(YOUR TASK) Your task is to transcribe all of the records exactly and leave out the pictures.

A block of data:

* begin *

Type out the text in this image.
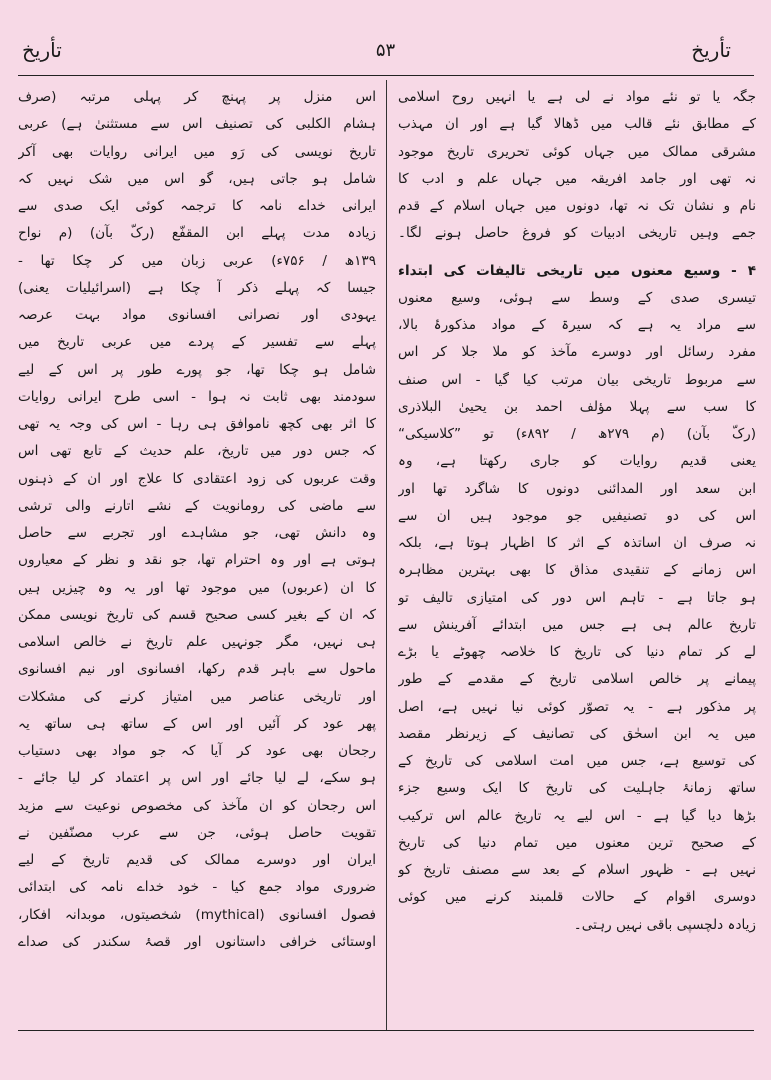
تأريخ
۵۳
تأريخ
جگہ یا تو نئے مواد نے لی ہے یا انہیں روح اسلامی
کے مطابق نئے قالب میں ڈھالا گیا ہے اور ان مہذب
مشرقی ممالک میں جہاں کوئی تحریری تاریخ موجود
نہ تھی اور جامد افریقہ میں جہاں علم و ادب کا
نام و نشان تک نہ تھا، دونوں میں جہاں اسلام کے قدم
جمے وہیں تاریخی ادبیات کو فروغ حاصل ہونے لگا۔
۴ - وسیع معنوں میں تاریخی تالیفات کی ابتداء
تیسری صدی کے وسط سے ہوئی، وسیع معنوں
سے مراد یہ ہے کہ سیرۃ کے مواد مذکورۂ بالا،
مفرد رسائل اور دوسرے مآخذ کو ملا جلا کر اس
سے مربوط تاریخی بیان مرتب کیا گیا - اس صنف
کا سب سے پہلا مؤلف احمد بن یحییٰ البلاذری
(رکّ بآن) (م ۲۷۹ھ / ۸۹۲ء) تو ”کلاسیکی“
یعنی قدیم روایات کو جاری رکھتا ہے، وہ
ابن سعد اور المدائنی دونوں کا شاگرد تھا اور
اس کی دو تصنیفیں جو موجود ہیں ان سے
نہ صرف ان اساتذہ کے اثر کا اظہار ہوتا ہے، بلکہ
اس زمانے کے تنقیدی مذاق کا بھی بہترین مظاہرہ
ہو جاتا ہے - تاہم اس دور کی امتیازی تالیف تو
تاریخ عالم ہی ہے جس میں ابتدائے آفرینش سے
لے کر تمام دنیا کی تاریخ کا خلاصہ چھوٹے یا بڑے
پیمانے پر خالص اسلامی تاریخ کے مقدمے کے طور
پر مذکور ہے - یہ تصوّر کوئی نیا نہیں ہے، اصل
میں یہ ابن اسحٰق کی تصانیف کے زیرنظر مقصد
کی توسیع ہے، جس میں امت اسلامی کی تاریخ کے
ساتھ زمانۂ جاہلیت کی تاریخ کا ایک وسیع جزء
بڑھا دیا گیا ہے - اس لیے یہ تاریخ عالم اس ترکیب
کے صحیح ترین معنوں میں تمام دنیا کی تاریخ
نہیں ہے - ظہور اسلام کے بعد سے مصنف تاریخ کو
دوسری اقوام کے حالات قلمبند کرنے میں کوئی
زیادہ دلچسپی باقی نہیں رہتی۔
اس منزل پر پہنچ کر پہلی مرتبہ (صرف
ہشام الکلبی کی تصنیف اس سے مستثنیٰ ہے) عربی
تاریخ نویسی کی رَو میں ایرانی روایات بھی آکر
شامل ہو جاتی ہیں، گو اس میں شک نہیں کہ
ایرانی خداے نامہ کا ترجمہ کوئی ایک صدی سے
زیادہ مدت پہلے ابن المقفّع (رکّ بآن) (م نواح
۱۳۹ھ / ۷۵۶ء) عربی زبان میں کر چکا تھا -
جیسا کہ پہلے ذکر آ چکا ہے (اسرائیلیات یعنی)
یہودی اور نصرانی افسانوی مواد بہت عرصہ
پہلے سے تفسیر کے پردے میں عربی تاریخ میں
شامل ہو چکا تھا، جو پورے طور پر اس کے لیے
سودمند بھی ثابت نہ ہوا - اسی طرح ایرانی روایات
کا اثر بھی کچھ ناموافق ہی رہا - اس کی وجہ یہ تھی
کہ جس دور میں تاریخ، علم حدیث کے تابع تھی اس
وقت عربوں کی زود اعتقادی کا علاج اور ان کے ذہنوں
سے ماضی کی رومانویت کے نشے اتارنے والی ترشی
وہ دانش تھی، جو مشاہدے اور تجربے سے حاصل
ہوتی ہے اور وہ احترام تھا، جو نقد و نظر کے معیاروں
کا ان (عربوں) میں موجود تھا اور یہ وہ چیزیں ہیں
کہ ان کے بغیر کسی صحیح قسم کی تاریخ نویسی ممکن
ہی نہیں، مگر جونہیں علم تاریخ نے خالص اسلامی
ماحول سے باہر قدم رکھا، افسانوی اور نیم افسانوی
اور تاریخی عناصر میں امتیاز کرنے کی مشکلات
پھر عود کر آئیں اور اس کے ساتھ ہی ساتھ یہ
رجحان بھی عود کر آیا کہ جو مواد بھی دستیاب
ہو سکے، لے لیا جائے اور اس پر اعتماد کر لیا جائے -
اس رجحان کو ان مآخذ کی مخصوص نوعیت سے مزید
تقویت حاصل ہوئی، جن سے عرب مصنّفین نے
ایران اور دوسرے ممالک کی قدیم تاریخ کے لیے
ضروری مواد جمع کیا - خود خداے نامہ کی ابتدائی
فصول افسانوی (mythical) شخصیتوں، موبدانہ افکار،
اوستائی خرافی داستانوں اور قصۂ سکندر کی صداے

* end *

(WRITTEN SOLUTION)
Type out the text in this image.
تأريخ
۵۳
تأريخ
جگہ یا تو نئے مواد نے لی ہے یا انہیں روح اسلامی
کے مطابق نئے قالب میں ڈھالا گیا ہے اور ان مہذب
مشرقی ممالک میں جہاں کوئی تحریری تاریخ موجود
نہ تھی اور جامد افریقہ میں جہاں علم و ادب کا
نام و نشان تک نہ تھا، دونوں میں جہاں اسلام کے قدم
جمے وہیں تاریخی ادبیات کو فروغ حاصل ہونے لگا۔
۴ - وسیع معنوں میں تاریخی تالیفات کی ابتداء
تیسری صدی کے وسط سے ہوئی، وسیع معنوں
سے مراد یہ ہے کہ سیرۃ کے مواد مذکورۂ بالا،
مفرد رسائل اور دوسرے مآخذ کو ملا جلا کر اس
سے مربوط تاریخی بیان مرتب کیا گیا - اس صنف
کا سب سے پہلا مؤلف احمد بن یحییٰ البلاذری
(رکّ بآن) (م ۲۷۹ھ / ۸۹۲ء) تو ”کلاسیکی“
یعنی قدیم روایات کو جاری رکھتا ہے، وہ
ابن سعد اور المدائنی دونوں کا شاگرد تھا اور
اس کی دو تصنیفیں جو موجود ہیں ان سے
نہ صرف ان اساتذہ کے اثر کا اظہار ہوتا ہے، بلکہ
اس زمانے کے تنقیدی مذاق کا بھی بہترین مظاہرہ
ہو جاتا ہے - تاہم اس دور کی امتیازی تالیف تو
تاریخ عالم ہی ہے جس میں ابتدائے آفرینش سے
لے کر تمام دنیا کی تاریخ کا خلاصہ چھوٹے یا بڑے
پیمانے پر خالص اسلامی تاریخ کے مقدمے کے طور
پر مذکور ہے - یہ تصوّر کوئی نیا نہیں ہے، اصل
میں یہ ابن اسحٰق کی تصانیف کے زیرنظر مقصد
کی توسیع ہے، جس میں امت اسلامی کی تاریخ کے
ساتھ زمانۂ جاہلیت کی تاریخ کا ایک وسیع جزء
بڑھا دیا گیا ہے - اس لیے یہ تاریخ عالم اس ترکیب
کے صحیح ترین معنوں میں تمام دنیا کی تاریخ
نہیں ہے - ظہور اسلام کے بعد سے مصنف تاریخ کو
دوسری اقوام کے حالات قلمبند کرنے میں کوئی
زیادہ دلچسپی باقی نہیں رہتی۔
اس منزل پر پہنچ کر پہلی مرتبہ (صرف
ہشام الکلبی کی تصنیف اس سے مستثنیٰ ہے) عربی
تاریخ نویسی کی رَو میں ایرانی روایات بھی آکر
شامل ہو جاتی ہیں، گو اس میں شک نہیں کہ
ایرانی خداے نامہ کا ترجمہ کوئی ایک صدی سے
زیادہ مدت پہلے ابن المقفّع (رکّ بآن) (م نواح
۱۳۹ھ / ۷۵۶ء) عربی زبان میں کر چکا تھا -
جیسا کہ پہلے ذکر آ چکا ہے (اسرائیلیات یعنی)
یہودی اور نصرانی افسانوی مواد بہت عرصہ
پہلے سے تفسیر کے پردے میں عربی تاریخ میں
شامل ہو چکا تھا، جو پورے طور پر اس کے لیے
سودمند بھی ثابت نہ ہوا - اسی طرح ایرانی روایات
کا اثر بھی کچھ ناموافق ہی رہا - اس کی وجہ یہ تھی
کہ جس دور میں تاریخ، علم حدیث کے تابع تھی اس
وقت عربوں کی زود اعتقادی کا علاج اور ان کے ذہنوں
سے ماضی کی رومانویت کے نشے اتارنے والی ترشی
وہ دانش تھی، جو مشاہدے اور تجربے سے حاصل
ہوتی ہے اور وہ احترام تھا، جو نقد و نظر کے معیاروں
کا ان (عربوں) میں موجود تھا اور یہ وہ چیزیں ہیں
کہ ان کے بغیر کسی صحیح قسم کی تاریخ نویسی ممکن
ہی نہیں، مگر جونہیں علم تاریخ نے خالص اسلامی
ماحول سے باہر قدم رکھا، افسانوی اور نیم افسانوی
اور تاریخی عناصر میں امتیاز کرنے کی مشکلات
پھر عود کر آئیں اور اس کے ساتھ ہی ساتھ یہ
رجحان بھی عود کر آیا کہ جو مواد بھی دستیاب
ہو سکے، لے لیا جائے اور اس پر اعتماد کر لیا جائے -
اس رجحان کو ان مآخذ کی مخصوص نوعیت سے مزید
تقویت حاصل ہوئی، جن سے عرب مصنّفین نے
ایران اور دوسرے ممالک کی قدیم تاریخ کے لیے
ضروری مواد جمع کیا - خود خداے نامہ کی ابتدائی
فصول افسانوی (mythical) شخصیتوں، موبدانہ افکار،
اوستائی خرافی داستانوں اور قصۂ سکندر کی صداے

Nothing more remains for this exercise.